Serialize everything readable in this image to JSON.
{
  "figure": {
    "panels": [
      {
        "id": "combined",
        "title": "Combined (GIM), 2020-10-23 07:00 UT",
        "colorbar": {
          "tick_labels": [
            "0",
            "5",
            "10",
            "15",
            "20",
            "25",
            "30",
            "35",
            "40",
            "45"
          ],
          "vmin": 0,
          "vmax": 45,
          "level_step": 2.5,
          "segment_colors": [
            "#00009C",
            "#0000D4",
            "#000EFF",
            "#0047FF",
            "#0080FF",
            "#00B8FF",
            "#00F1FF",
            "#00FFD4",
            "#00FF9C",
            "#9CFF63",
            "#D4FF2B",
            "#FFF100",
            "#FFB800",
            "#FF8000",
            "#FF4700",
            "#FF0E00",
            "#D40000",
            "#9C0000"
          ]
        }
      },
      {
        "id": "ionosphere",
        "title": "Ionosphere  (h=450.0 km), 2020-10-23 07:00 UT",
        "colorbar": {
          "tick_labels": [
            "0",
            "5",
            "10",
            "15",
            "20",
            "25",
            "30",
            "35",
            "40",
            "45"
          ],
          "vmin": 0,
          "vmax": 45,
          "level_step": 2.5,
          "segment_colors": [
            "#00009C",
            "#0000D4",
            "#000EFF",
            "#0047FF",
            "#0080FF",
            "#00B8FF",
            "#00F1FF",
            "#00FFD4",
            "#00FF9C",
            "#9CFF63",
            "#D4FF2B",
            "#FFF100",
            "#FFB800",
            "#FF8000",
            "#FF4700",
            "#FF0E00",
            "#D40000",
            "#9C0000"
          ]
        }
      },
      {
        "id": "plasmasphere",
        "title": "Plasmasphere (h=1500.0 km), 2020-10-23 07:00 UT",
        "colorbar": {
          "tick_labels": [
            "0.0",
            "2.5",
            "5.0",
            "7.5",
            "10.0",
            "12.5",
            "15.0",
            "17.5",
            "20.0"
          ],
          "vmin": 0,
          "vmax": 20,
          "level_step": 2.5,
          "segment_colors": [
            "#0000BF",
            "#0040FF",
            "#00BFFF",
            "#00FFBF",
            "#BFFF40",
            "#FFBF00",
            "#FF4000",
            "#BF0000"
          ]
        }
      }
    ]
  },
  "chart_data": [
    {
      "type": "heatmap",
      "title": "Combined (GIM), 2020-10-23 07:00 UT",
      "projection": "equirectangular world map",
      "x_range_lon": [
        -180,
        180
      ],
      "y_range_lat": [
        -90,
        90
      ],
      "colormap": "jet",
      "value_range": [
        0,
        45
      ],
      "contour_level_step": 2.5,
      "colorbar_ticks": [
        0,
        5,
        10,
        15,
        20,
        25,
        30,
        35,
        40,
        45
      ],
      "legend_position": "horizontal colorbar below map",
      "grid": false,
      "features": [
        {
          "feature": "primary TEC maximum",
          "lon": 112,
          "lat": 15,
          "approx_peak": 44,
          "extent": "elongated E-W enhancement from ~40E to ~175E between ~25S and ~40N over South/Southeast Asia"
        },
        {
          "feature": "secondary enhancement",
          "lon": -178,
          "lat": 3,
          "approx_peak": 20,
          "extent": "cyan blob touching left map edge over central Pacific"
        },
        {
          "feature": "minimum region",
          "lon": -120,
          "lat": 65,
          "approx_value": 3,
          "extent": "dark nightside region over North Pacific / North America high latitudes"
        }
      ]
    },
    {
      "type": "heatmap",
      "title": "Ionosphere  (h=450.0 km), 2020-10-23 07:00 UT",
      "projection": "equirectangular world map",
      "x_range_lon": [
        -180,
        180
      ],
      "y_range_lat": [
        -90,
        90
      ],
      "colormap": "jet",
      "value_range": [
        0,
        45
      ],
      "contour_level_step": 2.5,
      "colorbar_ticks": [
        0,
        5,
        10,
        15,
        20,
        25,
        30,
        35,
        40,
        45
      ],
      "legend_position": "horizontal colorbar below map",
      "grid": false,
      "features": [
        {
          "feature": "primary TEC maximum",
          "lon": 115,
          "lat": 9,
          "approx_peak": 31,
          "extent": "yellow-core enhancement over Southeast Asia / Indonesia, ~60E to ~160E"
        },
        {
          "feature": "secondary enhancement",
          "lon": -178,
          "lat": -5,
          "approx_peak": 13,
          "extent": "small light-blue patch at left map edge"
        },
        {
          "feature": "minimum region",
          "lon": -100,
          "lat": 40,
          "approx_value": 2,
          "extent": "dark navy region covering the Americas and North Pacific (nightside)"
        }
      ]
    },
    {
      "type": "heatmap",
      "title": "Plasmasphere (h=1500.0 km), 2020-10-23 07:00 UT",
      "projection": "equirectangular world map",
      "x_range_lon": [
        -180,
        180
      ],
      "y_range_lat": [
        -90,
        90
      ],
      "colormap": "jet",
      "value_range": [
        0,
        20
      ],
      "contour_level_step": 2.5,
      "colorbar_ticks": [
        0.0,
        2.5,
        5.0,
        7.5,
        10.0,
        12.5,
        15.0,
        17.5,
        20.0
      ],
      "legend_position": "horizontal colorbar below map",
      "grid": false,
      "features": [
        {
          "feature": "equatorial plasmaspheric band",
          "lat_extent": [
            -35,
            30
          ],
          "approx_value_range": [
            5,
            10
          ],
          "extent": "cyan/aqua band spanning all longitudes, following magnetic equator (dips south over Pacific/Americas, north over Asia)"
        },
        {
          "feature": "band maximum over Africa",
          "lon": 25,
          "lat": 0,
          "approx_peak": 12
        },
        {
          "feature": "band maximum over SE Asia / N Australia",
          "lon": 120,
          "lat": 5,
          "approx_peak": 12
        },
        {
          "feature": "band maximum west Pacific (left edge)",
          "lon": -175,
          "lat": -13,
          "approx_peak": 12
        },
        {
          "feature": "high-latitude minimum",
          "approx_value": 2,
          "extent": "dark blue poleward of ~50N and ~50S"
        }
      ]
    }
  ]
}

#####

▶ STATED EXERCISE: Copy out each record exactly as given, omitting none.

▶ RESPONSE BELOW:
Serialize everything readable in this image to JSON.
{
  "figure": {
    "panels": [
      {
        "id": "combined",
        "title": "Combined (GIM), 2020-10-23 07:00 UT",
        "colorbar": {
          "tick_labels": [
            "0",
            "5",
            "10",
            "15",
            "20",
            "25",
            "30",
            "35",
            "40",
            "45"
          ],
          "vmin": 0,
          "vmax": 45,
          "level_step": 2.5,
          "segment_colors": [
            "#00009C",
            "#0000D4",
            "#000EFF",
            "#0047FF",
            "#0080FF",
            "#00B8FF",
            "#00F1FF",
            "#00FFD4",
            "#00FF9C",
            "#9CFF63",
            "#D4FF2B",
            "#FFF100",
            "#FFB800",
            "#FF8000",
            "#FF4700",
            "#FF0E00",
            "#D40000",
            "#9C0000"
          ]
        }
      },
      {
        "id": "ionosphere",
        "title": "Ionosphere  (h=450.0 km), 2020-10-23 07:00 UT",
        "colorbar": {
          "tick_labels": [
            "0",
            "5",
            "10",
            "15",
            "20",
            "25",
            "30",
            "35",
            "40",
            "45"
          ],
          "vmin": 0,
          "vmax": 45,
          "level_step": 2.5,
          "segment_colors": [
            "#00009C",
            "#0000D4",
            "#000EFF",
            "#0047FF",
            "#0080FF",
            "#00B8FF",
            "#00F1FF",
            "#00FFD4",
            "#00FF9C",
            "#9CFF63",
            "#D4FF2B",
            "#FFF100",
            "#FFB800",
            "#FF8000",
            "#FF4700",
            "#FF0E00",
            "#D40000",
            "#9C0000"
          ]
        }
      },
      {
        "id": "plasmasphere",
        "title": "Plasmasphere (h=1500.0 km), 2020-10-23 07:00 UT",
        "colorbar": {
          "tick_labels": [
            "0.0",
            "2.5",
            "5.0",
            "7.5",
            "10.0",
            "12.5",
            "15.0",
            "17.5",
            "20.0"
          ],
          "vmin": 0,
          "vmax": 20,
          "level_step": 2.5,
          "segment_colors": [
            "#0000BF",
            "#0040FF",
            "#00BFFF",
            "#00FFBF",
            "#BFFF40",
            "#FFBF00",
            "#FF4000",
            "#BF0000"
          ]
        }
      }
    ]
  },
  "chart_data": [
    {
      "type": "heatmap",
      "title": "Combined (GIM), 2020-10-23 07:00 UT",
      "projection": "equirectangular world map",
      "x_range_lon": [
        -180,
        180
      ],
      "y_range_lat": [
        -90,
        90
      ],
      "colormap": "jet",
      "value_range": [
        0,
        45
      ],
      "contour_level_step": 2.5,
      "colorbar_ticks": [
        0,
        5,
        10,
        15,
        20,
        25,
        30,
        35,
        40,
        45
      ],
      "legend_position": "horizontal colorbar below map",
      "grid": false,
      "features": [
        {
          "feature": "primary TEC maximum",
          "lon": 112,
          "lat": 15,
          "approx_peak": 44,
          "extent": "elongated E-W enhancement from ~40E to ~175E between ~25S and ~40N over South/Southeast Asia"
        },
        {
          "feature": "secondary enhancement",
          "lon": -178,
          "lat": 3,
          "approx_peak": 20,
          "extent": "cyan blob touching left map edge over central Pacific"
        },
        {
          "feature": "minimum region",
          "lon": -120,
          "lat": 65,
          "approx_value": 3,
          "extent": "dark nightside region over North Pacific / North America high latitudes"
        }
      ]
    },
    {
      "type": "heatmap",
      "title": "Ionosphere  (h=450.0 km), 2020-10-23 07:00 UT",
      "projection": "equirectangular world map",
      "x_range_lon": [
        -180,
        180
      ],
      "y_range_lat": [
        -90,
        90
      ],
      "colormap": "jet",
      "value_range": [
        0,
        45
      ],
      "contour_level_step": 2.5,
      "colorbar_ticks": [
        0,
        5,
        10,
        15,
        20,
        25,
        30,
        35,
        40,
        45
      ],
      "legend_position": "horizontal colorbar below map",
      "grid": false,
      "features": [
        {
          "feature": "primary TEC maximum",
          "lon": 115,
          "lat": 9,
          "approx_peak": 31,
          "extent": "yellow-core enhancement over Southeast Asia / Indonesia, ~60E to ~160E"
        },
        {
          "feature": "secondary enhancement",
          "lon": -178,
          "lat": -5,
          "approx_peak": 13,
          "extent": "small light-blue patch at left map edge"
        },
        {
          "feature": "minimum region",
          "lon": -100,
          "lat": 40,
          "approx_value": 2,
          "extent": "dark navy region covering the Americas and North Pacific (nightside)"
        }
      ]
    },
    {
      "type": "heatmap",
      "title": "Plasmasphere (h=1500.0 km), 2020-10-23 07:00 UT",
      "projection": "equirectangular world map",
      "x_range_lon": [
        -180,
        180
      ],
      "y_range_lat": [
        -90,
        90
      ],
      "colormap": "jet",
      "value_range": [
        0,
        20
      ],
      "contour_level_step": 2.5,
      "colorbar_ticks": [
        0.0,
        2.5,
        5.0,
        7.5,
        10.0,
        12.5,
        15.0,
        17.5,
        20.0
      ],
      "legend_position": "horizontal colorbar below map",
      "grid": false,
      "features": [
        {
          "feature": "equatorial plasmaspheric band",
          "lat_extent": [
            -35,
            30
          ],
          "approx_value_range": [
            5,
            10
          ],
          "extent": "cyan/aqua band spanning all longitudes, following magnetic equator (dips south over Pacific/Americas, north over Asia)"
        },
        {
          "feature": "band maximum over Africa",
          "lon": 25,
          "lat": 0,
          "approx_peak": 12
        },
        {
          "feature": "band maximum over SE Asia / N Australia",
          "lon": 120,
          "lat": 5,
          "approx_peak": 12
        },
        {
          "feature": "band maximum west Pacific (left edge)",
          "lon": -175,
          "lat": -13,
          "approx_peak": 12
        },
        {
          "feature": "high-latitude minimum",
          "approx_value": 2,
          "extent": "dark blue poleward of ~50N and ~50S"
        }
      ]
    }
  ]
}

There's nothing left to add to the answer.